THE TASK :: Answer with one number only: the number of lines that include the word "structured".

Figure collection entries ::
----

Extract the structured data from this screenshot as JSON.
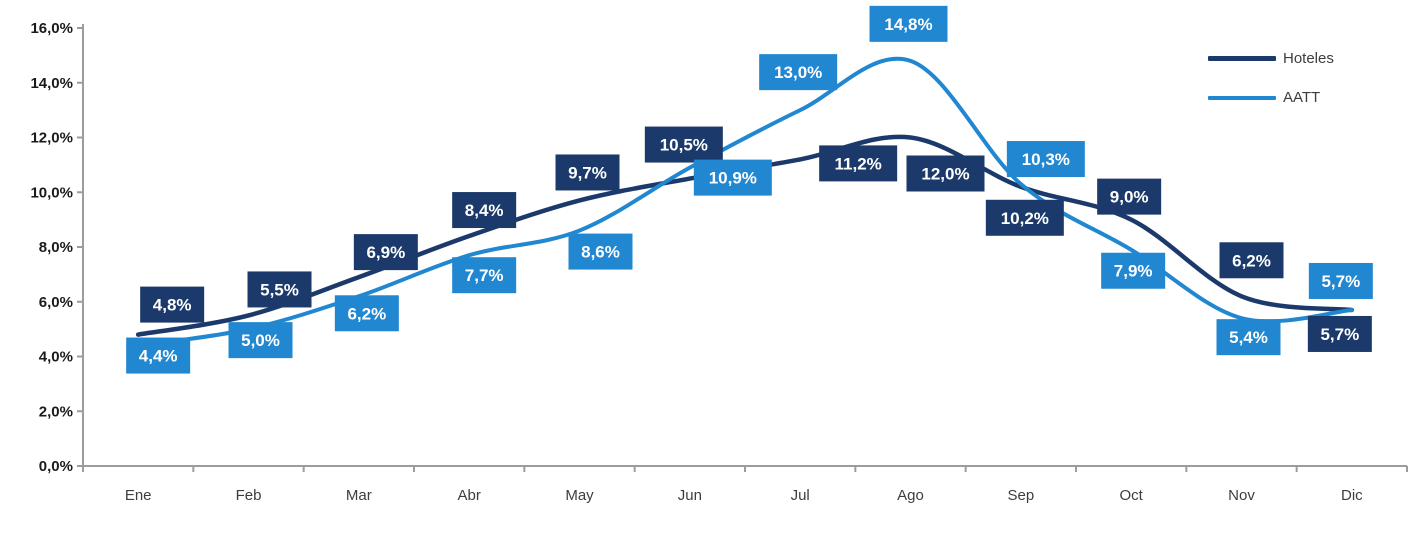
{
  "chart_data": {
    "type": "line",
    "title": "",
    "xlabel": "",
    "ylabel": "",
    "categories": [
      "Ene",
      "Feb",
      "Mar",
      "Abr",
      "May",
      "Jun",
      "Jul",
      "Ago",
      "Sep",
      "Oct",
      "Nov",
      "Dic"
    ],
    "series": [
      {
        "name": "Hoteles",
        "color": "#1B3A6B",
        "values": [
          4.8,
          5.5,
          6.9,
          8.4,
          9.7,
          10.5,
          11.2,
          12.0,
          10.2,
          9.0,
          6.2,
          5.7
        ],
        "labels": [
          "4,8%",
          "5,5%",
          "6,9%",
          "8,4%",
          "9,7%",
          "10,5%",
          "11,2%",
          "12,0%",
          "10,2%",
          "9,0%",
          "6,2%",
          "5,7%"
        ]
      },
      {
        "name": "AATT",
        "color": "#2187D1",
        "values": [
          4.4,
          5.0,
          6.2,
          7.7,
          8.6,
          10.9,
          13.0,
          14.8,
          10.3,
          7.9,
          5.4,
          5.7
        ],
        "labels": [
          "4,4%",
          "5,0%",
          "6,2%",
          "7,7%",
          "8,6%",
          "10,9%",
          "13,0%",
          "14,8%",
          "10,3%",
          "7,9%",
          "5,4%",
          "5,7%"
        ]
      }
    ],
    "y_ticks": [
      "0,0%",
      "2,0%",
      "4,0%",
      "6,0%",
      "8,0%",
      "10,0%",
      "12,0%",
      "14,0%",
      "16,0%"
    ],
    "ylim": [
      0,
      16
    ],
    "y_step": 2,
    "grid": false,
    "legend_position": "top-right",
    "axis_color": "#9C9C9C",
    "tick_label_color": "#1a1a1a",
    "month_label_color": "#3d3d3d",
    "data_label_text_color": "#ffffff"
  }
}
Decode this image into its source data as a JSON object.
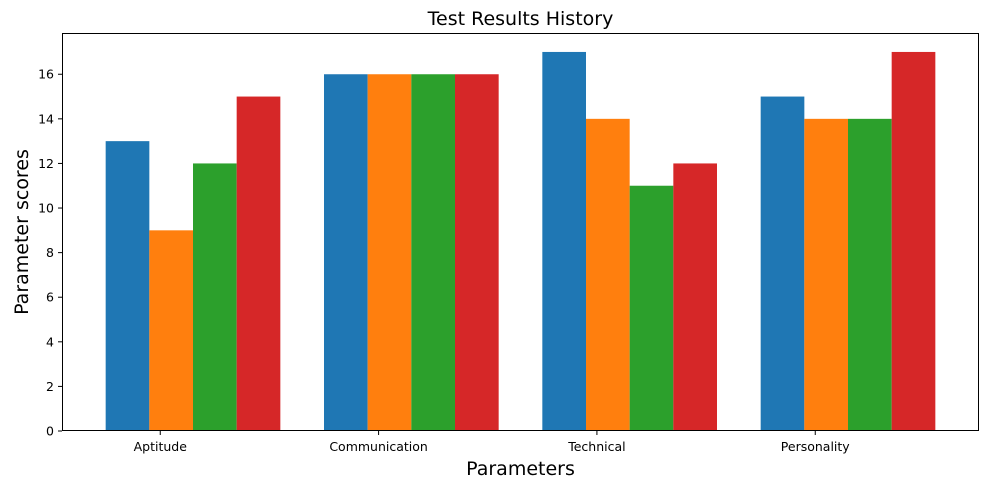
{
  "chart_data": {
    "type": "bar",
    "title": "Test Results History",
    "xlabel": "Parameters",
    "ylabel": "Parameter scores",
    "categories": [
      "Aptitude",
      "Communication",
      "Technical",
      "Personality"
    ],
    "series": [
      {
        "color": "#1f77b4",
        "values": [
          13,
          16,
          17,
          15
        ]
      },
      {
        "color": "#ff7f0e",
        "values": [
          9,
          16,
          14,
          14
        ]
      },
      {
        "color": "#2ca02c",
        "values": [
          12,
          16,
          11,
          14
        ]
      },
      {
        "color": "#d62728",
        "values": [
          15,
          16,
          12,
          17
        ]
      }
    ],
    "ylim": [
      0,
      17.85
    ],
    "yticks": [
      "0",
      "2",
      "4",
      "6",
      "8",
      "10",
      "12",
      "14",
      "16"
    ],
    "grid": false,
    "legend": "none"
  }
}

----

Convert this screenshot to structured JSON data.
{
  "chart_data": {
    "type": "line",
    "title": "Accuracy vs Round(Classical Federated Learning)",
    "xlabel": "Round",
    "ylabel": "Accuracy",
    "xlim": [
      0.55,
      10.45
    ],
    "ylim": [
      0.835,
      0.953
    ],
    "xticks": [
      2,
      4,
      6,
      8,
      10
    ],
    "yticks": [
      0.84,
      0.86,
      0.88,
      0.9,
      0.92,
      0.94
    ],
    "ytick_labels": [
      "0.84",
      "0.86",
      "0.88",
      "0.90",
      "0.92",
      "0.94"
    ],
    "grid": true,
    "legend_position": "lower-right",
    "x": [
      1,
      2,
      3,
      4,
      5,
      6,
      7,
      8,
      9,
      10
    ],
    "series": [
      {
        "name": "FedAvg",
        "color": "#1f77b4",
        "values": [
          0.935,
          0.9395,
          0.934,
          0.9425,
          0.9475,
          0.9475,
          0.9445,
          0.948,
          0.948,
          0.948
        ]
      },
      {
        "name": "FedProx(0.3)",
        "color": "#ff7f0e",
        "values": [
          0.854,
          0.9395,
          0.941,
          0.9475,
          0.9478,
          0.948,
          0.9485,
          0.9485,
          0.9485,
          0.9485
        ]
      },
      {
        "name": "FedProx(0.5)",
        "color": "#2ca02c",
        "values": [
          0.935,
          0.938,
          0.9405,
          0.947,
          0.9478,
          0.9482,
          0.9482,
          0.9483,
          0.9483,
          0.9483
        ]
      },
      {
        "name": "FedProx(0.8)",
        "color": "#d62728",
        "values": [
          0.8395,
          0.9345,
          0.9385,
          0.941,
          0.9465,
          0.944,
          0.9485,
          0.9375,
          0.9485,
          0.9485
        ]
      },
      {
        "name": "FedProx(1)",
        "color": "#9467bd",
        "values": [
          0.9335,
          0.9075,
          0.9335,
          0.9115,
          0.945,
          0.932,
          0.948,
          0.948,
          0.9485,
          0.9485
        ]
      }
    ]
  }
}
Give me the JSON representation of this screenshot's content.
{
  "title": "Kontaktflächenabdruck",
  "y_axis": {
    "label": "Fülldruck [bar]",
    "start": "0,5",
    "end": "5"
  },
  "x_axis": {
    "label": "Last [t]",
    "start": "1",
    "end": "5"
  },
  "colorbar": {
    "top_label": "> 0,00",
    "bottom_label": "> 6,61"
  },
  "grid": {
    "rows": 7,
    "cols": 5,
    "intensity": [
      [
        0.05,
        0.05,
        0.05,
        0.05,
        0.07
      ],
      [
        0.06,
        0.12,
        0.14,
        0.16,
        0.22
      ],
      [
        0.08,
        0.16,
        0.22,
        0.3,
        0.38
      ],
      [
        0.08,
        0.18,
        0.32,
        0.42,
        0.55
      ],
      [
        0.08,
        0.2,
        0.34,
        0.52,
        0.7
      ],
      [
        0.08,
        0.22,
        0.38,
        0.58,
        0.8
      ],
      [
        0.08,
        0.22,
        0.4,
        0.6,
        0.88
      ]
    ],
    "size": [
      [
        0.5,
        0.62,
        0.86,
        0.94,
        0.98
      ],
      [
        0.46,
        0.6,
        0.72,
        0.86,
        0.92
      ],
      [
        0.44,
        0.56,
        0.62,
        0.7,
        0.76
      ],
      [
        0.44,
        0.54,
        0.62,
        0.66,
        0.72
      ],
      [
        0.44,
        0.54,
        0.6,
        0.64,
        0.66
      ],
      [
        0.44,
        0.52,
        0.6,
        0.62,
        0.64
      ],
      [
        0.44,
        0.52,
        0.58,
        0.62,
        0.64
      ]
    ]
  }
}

----

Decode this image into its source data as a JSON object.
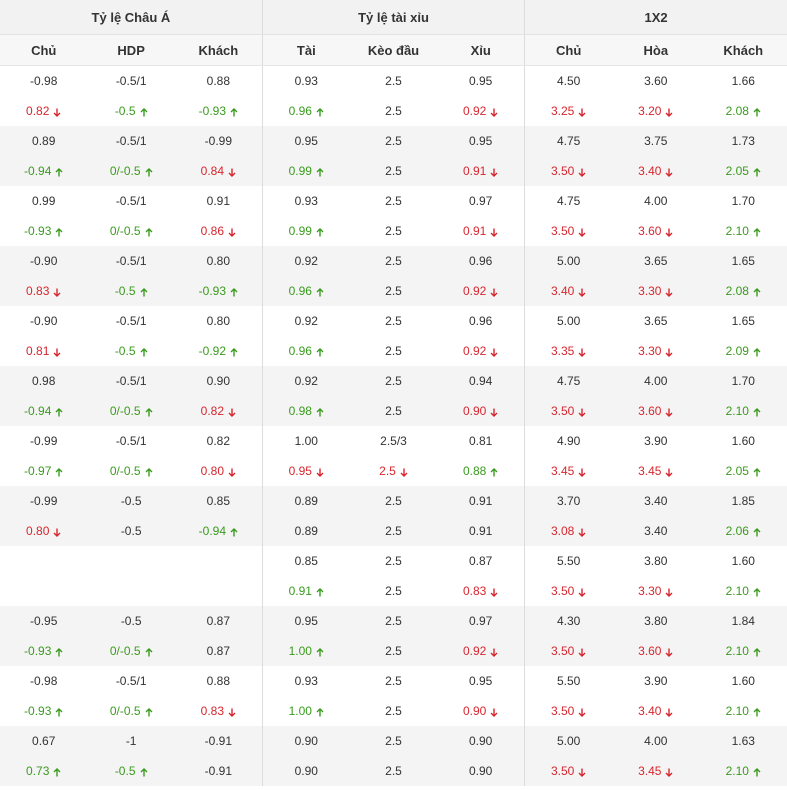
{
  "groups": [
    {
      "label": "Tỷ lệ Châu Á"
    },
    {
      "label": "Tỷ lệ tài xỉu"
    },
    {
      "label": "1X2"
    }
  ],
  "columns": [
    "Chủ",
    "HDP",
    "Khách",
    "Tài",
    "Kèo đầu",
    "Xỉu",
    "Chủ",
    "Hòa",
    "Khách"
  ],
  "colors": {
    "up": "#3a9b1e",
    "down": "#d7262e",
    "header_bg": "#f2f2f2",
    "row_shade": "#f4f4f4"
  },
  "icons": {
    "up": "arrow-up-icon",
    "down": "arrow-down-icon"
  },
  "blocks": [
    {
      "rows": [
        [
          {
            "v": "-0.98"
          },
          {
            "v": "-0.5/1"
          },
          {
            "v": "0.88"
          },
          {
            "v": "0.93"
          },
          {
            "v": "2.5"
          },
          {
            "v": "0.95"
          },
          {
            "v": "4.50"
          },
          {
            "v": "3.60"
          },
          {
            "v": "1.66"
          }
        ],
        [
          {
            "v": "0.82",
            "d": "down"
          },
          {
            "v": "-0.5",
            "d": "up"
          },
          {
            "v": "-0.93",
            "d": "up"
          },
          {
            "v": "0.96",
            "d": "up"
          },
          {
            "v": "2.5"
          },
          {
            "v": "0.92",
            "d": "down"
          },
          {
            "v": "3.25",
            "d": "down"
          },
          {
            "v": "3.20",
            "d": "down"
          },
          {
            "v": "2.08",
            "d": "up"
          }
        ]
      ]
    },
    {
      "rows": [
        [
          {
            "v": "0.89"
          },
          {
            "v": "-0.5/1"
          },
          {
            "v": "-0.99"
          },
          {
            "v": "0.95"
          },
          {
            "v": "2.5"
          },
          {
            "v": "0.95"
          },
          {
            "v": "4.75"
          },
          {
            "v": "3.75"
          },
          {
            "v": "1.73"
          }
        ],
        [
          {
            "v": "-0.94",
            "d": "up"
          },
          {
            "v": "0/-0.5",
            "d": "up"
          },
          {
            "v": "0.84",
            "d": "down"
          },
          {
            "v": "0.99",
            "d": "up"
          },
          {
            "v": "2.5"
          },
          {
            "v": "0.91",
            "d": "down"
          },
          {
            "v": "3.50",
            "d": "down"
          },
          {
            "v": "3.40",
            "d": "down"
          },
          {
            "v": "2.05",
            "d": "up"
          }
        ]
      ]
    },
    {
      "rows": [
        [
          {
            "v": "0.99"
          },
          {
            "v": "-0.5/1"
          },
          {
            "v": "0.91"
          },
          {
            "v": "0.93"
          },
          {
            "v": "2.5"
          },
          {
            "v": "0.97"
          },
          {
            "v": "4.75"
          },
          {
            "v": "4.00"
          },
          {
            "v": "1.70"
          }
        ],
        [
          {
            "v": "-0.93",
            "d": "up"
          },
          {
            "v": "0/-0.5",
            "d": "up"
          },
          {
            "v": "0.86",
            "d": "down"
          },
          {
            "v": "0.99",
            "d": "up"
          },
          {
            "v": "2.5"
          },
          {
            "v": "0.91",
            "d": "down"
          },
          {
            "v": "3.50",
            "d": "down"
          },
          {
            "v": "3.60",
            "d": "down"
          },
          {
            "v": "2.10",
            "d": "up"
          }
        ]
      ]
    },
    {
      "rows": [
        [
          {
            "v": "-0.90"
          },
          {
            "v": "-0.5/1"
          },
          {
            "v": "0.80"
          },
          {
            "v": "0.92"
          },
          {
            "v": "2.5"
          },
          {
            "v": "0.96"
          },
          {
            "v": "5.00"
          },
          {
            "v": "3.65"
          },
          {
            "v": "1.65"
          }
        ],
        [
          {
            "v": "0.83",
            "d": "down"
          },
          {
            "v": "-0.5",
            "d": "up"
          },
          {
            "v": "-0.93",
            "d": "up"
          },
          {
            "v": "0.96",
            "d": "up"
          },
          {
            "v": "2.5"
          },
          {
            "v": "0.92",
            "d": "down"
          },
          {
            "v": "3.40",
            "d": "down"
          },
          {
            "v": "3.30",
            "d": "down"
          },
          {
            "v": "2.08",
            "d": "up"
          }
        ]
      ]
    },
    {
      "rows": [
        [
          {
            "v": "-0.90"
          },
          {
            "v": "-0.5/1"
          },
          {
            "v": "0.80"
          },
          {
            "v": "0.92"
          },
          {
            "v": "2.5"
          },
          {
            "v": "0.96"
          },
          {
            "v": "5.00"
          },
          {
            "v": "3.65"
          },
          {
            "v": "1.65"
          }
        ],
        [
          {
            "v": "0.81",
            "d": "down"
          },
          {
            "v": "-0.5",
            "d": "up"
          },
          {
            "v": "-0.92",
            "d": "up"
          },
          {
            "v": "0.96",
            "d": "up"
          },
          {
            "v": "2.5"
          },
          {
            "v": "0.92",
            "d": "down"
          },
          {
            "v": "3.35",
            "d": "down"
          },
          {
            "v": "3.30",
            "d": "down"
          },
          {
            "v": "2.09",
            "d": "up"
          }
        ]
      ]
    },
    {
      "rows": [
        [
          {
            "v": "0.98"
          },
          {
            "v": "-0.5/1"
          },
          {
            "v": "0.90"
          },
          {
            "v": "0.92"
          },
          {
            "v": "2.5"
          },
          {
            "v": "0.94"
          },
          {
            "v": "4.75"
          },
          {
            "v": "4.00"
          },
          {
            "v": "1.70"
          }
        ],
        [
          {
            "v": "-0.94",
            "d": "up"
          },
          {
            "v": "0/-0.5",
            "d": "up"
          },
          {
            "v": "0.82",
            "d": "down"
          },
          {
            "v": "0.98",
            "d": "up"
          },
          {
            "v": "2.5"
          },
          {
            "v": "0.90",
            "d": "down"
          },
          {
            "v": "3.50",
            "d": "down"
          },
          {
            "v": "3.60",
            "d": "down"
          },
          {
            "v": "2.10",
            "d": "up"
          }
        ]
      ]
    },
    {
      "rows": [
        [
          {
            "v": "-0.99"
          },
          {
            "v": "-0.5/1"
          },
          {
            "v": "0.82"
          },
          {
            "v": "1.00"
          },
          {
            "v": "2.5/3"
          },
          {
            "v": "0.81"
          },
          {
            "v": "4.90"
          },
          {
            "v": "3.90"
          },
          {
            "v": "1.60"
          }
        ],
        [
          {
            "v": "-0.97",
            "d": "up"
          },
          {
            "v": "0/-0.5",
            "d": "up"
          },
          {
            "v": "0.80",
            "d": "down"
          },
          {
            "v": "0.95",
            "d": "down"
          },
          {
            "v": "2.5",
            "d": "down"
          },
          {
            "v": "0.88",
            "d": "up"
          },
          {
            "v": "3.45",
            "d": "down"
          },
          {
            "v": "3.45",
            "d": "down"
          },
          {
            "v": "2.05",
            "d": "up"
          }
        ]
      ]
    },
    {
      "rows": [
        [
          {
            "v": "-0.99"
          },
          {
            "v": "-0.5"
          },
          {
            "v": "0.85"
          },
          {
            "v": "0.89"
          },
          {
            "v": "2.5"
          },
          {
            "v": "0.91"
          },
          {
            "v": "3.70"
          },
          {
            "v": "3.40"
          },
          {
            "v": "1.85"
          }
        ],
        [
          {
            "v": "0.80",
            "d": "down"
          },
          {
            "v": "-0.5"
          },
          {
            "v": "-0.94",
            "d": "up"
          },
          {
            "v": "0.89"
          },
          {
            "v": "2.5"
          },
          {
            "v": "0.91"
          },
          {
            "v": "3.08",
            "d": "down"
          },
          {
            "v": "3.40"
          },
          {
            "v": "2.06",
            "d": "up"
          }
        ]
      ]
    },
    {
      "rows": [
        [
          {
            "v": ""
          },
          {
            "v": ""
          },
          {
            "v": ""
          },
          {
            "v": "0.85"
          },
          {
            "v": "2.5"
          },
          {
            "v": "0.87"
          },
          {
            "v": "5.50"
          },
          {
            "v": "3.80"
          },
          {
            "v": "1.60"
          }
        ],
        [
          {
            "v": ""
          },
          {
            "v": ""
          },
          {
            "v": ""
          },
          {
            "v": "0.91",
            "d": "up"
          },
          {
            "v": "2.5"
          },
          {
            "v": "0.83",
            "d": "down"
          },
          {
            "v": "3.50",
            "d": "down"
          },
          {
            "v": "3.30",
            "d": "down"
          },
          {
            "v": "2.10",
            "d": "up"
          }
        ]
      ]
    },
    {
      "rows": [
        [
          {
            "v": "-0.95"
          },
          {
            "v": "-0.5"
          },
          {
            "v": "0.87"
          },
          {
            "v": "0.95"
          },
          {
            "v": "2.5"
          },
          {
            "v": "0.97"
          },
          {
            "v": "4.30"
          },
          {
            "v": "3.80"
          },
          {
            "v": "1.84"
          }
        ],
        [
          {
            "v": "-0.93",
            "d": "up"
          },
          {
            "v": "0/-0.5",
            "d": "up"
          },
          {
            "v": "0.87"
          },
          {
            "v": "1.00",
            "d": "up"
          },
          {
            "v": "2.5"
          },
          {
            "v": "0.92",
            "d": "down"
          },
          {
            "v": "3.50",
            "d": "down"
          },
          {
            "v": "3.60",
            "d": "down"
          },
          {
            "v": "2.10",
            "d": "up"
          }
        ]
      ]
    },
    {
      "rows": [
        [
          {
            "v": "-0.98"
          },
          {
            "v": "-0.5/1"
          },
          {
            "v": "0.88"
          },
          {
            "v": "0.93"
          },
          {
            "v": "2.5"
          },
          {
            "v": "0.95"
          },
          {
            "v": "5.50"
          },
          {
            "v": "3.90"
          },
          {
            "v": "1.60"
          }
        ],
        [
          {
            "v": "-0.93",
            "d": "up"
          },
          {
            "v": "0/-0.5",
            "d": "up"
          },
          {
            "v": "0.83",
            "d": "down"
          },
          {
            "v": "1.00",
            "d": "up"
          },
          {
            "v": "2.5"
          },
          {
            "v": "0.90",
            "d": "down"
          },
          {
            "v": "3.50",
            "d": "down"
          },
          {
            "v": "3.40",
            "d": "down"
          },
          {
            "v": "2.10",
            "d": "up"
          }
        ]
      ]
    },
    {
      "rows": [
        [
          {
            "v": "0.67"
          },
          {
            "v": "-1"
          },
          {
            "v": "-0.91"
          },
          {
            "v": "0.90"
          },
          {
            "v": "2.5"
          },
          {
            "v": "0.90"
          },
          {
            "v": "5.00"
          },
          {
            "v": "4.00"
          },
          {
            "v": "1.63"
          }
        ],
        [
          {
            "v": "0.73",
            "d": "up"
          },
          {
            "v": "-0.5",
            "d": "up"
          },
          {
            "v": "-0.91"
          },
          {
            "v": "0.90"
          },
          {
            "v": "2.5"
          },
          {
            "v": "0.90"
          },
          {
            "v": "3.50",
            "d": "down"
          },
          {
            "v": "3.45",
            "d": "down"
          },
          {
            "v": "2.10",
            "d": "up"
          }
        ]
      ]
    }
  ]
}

----

PROBLEM SOLUTION :: 2